=== DATA ===
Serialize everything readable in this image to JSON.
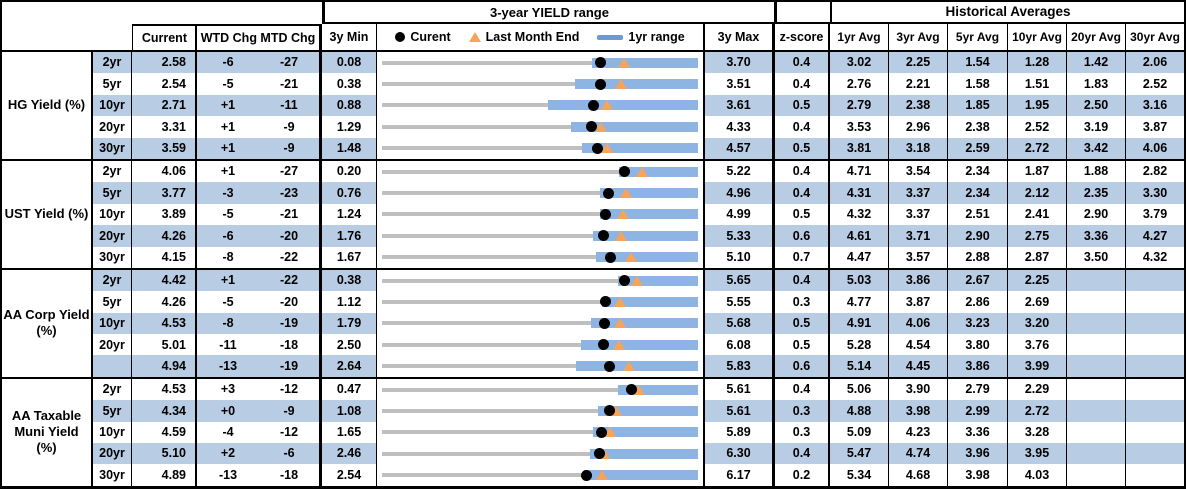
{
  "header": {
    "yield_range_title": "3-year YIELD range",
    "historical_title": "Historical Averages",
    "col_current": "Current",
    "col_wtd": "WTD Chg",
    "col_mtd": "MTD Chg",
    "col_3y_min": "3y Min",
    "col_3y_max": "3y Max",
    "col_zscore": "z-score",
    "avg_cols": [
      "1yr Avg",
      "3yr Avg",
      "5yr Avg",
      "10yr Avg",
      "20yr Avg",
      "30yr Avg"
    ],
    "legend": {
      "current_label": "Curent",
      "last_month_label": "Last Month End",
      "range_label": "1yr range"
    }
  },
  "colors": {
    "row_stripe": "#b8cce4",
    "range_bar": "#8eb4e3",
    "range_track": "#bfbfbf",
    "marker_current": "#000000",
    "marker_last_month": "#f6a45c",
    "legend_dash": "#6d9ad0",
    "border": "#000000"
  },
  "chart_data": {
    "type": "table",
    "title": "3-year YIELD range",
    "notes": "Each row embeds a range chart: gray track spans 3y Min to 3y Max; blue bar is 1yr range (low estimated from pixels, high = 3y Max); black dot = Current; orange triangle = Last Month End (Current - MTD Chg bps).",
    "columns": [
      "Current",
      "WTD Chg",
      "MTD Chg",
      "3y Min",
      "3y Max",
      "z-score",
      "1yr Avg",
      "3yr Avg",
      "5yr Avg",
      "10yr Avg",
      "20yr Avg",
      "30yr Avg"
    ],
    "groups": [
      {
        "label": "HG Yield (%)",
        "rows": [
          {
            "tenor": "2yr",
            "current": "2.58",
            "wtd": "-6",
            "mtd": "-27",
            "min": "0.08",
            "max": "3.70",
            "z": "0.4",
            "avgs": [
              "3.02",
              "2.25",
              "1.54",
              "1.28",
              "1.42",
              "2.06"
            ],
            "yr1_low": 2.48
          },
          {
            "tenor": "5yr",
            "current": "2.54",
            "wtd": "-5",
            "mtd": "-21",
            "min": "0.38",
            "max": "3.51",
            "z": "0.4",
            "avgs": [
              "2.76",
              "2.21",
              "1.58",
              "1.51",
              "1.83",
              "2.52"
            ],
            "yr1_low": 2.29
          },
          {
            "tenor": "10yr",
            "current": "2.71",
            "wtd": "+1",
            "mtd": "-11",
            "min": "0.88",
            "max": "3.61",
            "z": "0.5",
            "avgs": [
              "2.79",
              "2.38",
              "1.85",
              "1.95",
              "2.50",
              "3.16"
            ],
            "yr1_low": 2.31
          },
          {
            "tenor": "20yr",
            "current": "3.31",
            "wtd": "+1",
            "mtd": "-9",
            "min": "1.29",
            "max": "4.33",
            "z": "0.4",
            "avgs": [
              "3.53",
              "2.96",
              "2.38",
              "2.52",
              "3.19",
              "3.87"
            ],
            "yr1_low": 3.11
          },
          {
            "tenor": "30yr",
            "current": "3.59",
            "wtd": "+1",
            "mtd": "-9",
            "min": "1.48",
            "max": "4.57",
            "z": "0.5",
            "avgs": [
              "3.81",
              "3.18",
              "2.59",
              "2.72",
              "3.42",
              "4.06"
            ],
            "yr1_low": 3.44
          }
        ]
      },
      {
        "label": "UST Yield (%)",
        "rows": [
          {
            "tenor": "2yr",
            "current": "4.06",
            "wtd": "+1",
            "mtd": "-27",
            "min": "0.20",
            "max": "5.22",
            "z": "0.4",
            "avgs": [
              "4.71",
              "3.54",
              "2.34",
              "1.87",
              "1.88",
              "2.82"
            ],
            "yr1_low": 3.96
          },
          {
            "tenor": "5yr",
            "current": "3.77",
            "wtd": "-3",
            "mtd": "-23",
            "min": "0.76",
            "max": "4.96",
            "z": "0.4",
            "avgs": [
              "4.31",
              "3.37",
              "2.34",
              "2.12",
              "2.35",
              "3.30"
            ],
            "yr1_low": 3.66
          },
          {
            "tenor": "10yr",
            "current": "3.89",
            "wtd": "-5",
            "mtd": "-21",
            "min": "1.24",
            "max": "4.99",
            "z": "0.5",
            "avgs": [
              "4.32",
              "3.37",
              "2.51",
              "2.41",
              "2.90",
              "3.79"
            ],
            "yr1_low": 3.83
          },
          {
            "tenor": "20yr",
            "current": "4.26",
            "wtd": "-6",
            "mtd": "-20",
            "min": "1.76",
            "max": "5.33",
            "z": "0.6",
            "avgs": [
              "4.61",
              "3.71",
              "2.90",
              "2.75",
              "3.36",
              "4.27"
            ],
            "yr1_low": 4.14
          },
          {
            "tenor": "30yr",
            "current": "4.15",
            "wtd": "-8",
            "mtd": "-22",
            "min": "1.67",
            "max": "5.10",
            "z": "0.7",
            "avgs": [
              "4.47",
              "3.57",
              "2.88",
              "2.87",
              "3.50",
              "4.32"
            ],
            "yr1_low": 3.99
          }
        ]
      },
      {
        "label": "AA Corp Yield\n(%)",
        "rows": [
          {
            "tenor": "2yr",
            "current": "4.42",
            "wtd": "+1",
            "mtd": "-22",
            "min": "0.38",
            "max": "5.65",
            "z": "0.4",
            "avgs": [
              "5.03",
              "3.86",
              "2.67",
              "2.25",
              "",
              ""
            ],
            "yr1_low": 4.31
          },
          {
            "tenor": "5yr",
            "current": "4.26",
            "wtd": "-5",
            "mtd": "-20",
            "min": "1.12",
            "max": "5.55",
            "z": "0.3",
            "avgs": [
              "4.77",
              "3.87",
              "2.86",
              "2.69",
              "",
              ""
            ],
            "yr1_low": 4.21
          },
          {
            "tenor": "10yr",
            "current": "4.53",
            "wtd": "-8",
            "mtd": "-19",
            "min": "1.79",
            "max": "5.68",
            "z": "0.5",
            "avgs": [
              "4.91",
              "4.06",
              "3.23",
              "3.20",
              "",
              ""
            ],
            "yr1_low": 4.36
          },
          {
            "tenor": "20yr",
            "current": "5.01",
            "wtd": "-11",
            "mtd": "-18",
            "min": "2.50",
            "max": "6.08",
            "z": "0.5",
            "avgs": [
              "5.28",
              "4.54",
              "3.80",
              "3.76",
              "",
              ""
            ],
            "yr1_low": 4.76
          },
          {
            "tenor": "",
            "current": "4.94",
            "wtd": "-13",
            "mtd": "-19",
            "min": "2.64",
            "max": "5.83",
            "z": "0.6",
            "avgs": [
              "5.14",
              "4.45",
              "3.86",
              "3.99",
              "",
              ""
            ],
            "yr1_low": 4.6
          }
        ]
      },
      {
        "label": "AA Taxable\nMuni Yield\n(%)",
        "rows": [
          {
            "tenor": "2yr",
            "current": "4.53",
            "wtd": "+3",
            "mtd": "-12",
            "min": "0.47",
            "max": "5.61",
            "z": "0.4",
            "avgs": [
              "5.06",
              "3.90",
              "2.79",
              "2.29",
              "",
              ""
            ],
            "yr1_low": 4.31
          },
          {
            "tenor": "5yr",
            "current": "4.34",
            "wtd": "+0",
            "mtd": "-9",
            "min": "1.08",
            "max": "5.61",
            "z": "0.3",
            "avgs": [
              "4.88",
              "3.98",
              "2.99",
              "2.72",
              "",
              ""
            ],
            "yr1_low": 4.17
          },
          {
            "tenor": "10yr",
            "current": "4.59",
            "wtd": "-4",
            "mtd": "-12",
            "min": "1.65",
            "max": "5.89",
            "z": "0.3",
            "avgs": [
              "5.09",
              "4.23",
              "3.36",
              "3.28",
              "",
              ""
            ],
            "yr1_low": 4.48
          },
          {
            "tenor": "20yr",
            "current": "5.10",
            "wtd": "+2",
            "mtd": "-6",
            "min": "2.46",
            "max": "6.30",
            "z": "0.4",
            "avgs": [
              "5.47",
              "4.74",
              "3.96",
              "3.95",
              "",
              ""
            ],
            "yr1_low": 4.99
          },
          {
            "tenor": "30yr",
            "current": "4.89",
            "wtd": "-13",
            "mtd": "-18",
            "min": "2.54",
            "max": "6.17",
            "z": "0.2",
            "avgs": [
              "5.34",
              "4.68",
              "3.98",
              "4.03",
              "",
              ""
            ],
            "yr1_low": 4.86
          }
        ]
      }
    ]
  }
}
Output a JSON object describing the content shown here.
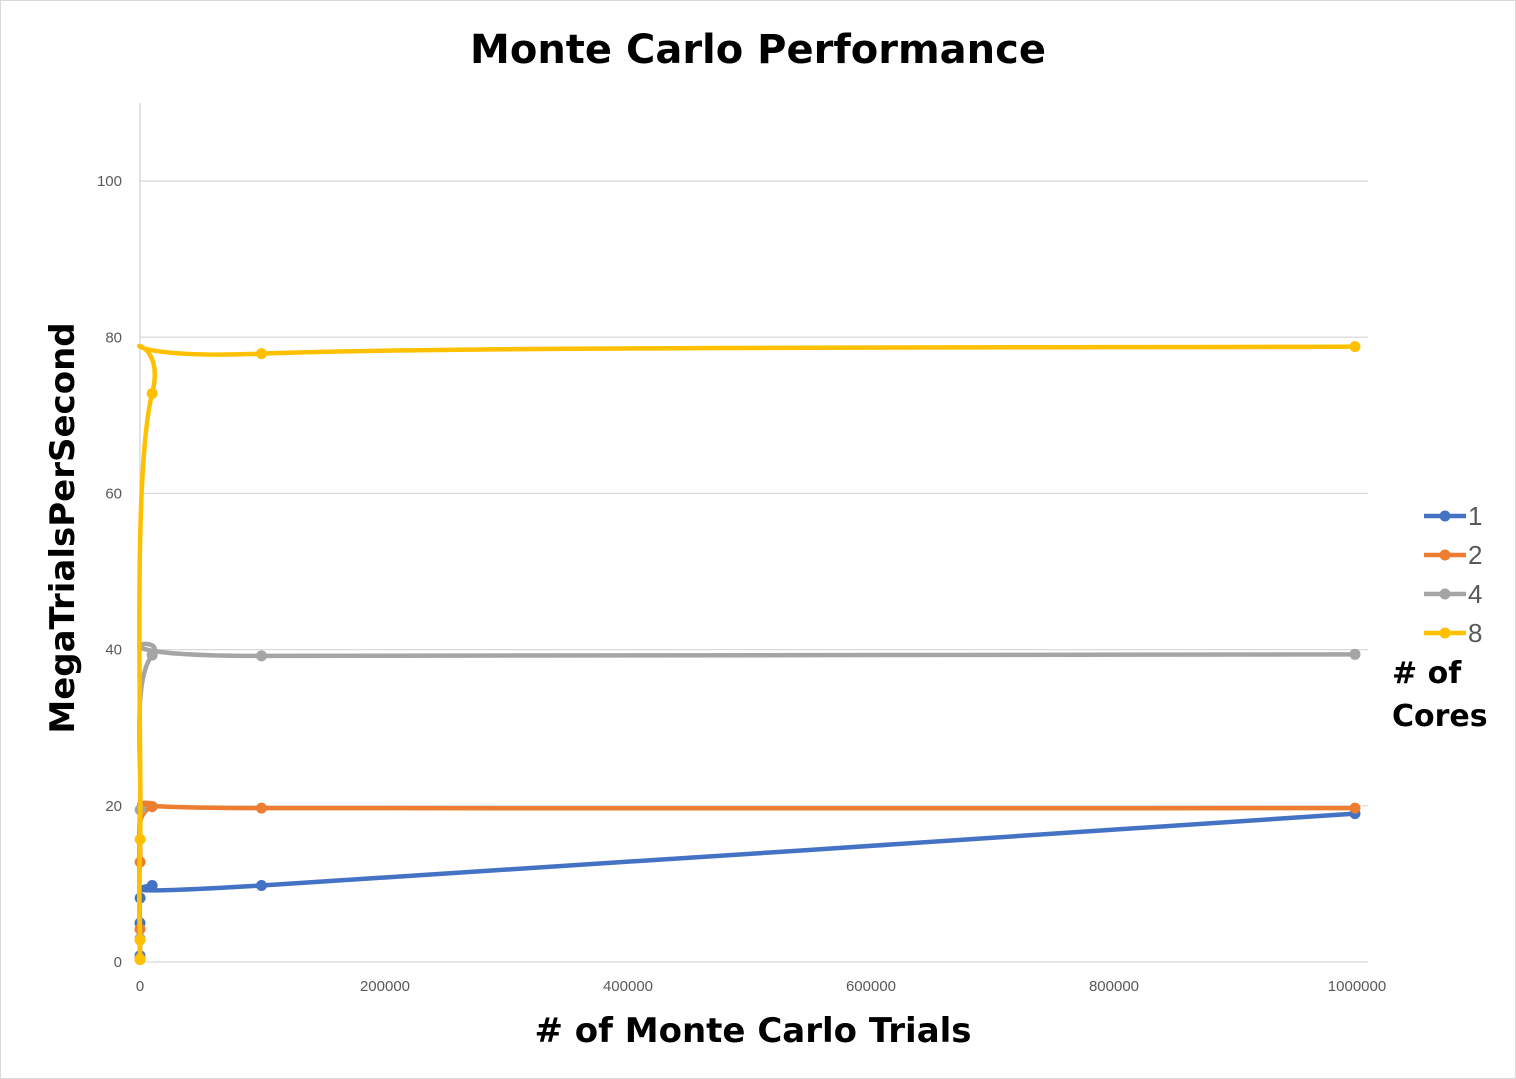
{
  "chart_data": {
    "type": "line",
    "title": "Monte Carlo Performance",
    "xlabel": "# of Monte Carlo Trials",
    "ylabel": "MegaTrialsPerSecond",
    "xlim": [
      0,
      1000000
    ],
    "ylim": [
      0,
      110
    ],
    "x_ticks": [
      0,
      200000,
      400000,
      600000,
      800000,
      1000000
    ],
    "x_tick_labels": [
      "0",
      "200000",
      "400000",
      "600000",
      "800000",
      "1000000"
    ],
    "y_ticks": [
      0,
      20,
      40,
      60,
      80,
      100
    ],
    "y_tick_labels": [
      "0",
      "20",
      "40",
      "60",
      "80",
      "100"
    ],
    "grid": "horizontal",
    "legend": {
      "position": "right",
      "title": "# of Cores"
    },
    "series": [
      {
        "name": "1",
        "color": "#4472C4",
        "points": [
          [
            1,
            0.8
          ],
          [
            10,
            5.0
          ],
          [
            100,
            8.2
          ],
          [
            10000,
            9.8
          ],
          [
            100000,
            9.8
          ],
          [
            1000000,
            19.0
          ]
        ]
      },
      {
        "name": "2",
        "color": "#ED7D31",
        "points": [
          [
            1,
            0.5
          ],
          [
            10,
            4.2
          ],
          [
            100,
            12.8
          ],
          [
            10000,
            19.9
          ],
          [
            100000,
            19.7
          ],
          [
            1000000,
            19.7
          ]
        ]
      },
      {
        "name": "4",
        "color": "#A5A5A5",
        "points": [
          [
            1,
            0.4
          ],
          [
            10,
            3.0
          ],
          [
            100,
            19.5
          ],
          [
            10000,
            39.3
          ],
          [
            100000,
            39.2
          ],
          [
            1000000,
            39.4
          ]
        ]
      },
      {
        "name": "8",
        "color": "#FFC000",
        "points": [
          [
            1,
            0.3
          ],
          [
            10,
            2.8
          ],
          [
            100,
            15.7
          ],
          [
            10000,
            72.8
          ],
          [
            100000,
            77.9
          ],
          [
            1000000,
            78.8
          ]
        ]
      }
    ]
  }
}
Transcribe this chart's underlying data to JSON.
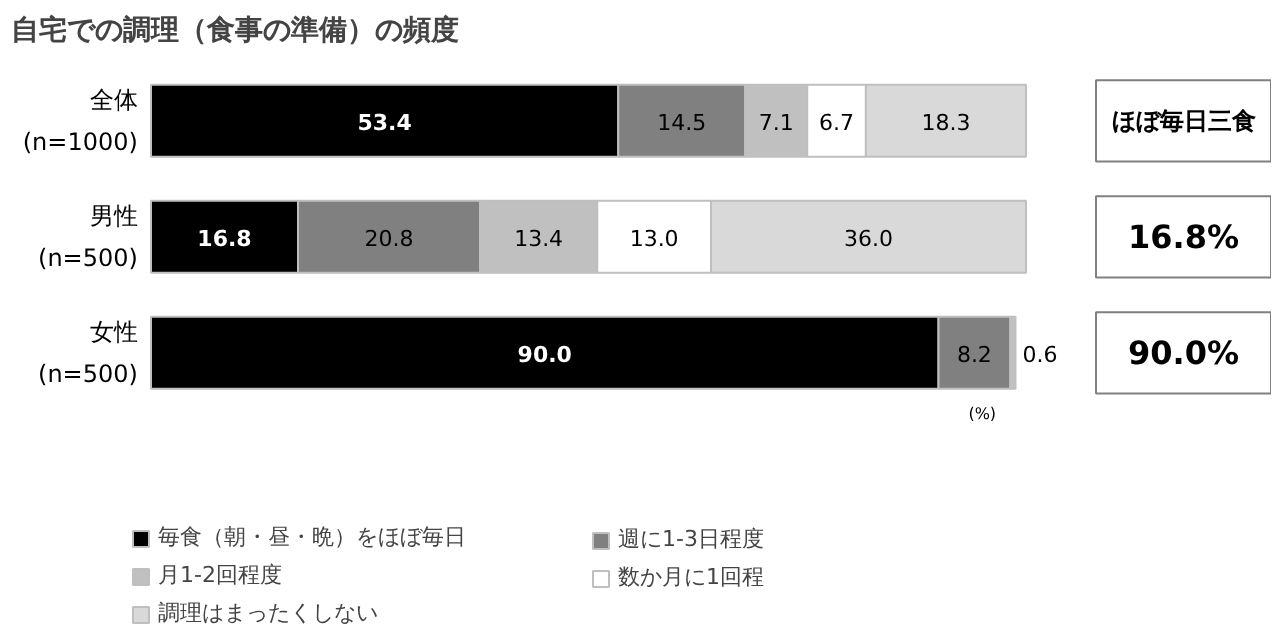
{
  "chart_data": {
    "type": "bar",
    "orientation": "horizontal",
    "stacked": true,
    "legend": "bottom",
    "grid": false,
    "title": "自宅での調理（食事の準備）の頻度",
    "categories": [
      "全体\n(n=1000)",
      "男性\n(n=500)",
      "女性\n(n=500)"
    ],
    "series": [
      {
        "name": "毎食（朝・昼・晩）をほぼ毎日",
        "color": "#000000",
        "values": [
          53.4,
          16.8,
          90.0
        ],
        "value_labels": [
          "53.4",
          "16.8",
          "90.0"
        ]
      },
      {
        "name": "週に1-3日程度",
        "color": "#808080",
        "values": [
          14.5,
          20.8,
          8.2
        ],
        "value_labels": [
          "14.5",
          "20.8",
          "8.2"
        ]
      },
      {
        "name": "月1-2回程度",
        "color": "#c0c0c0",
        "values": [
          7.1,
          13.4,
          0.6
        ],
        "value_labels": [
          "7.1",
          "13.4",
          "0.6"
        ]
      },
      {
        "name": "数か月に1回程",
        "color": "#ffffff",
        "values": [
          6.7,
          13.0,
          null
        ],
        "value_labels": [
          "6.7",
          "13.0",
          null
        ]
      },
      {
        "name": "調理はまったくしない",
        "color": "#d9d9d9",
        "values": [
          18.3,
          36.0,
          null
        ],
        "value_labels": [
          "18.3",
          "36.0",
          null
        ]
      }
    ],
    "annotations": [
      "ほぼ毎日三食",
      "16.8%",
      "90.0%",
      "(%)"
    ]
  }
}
===
For the entries shown above, give the number of lines that include the word "JSON", without any other text.

#### THE SOLUTION
3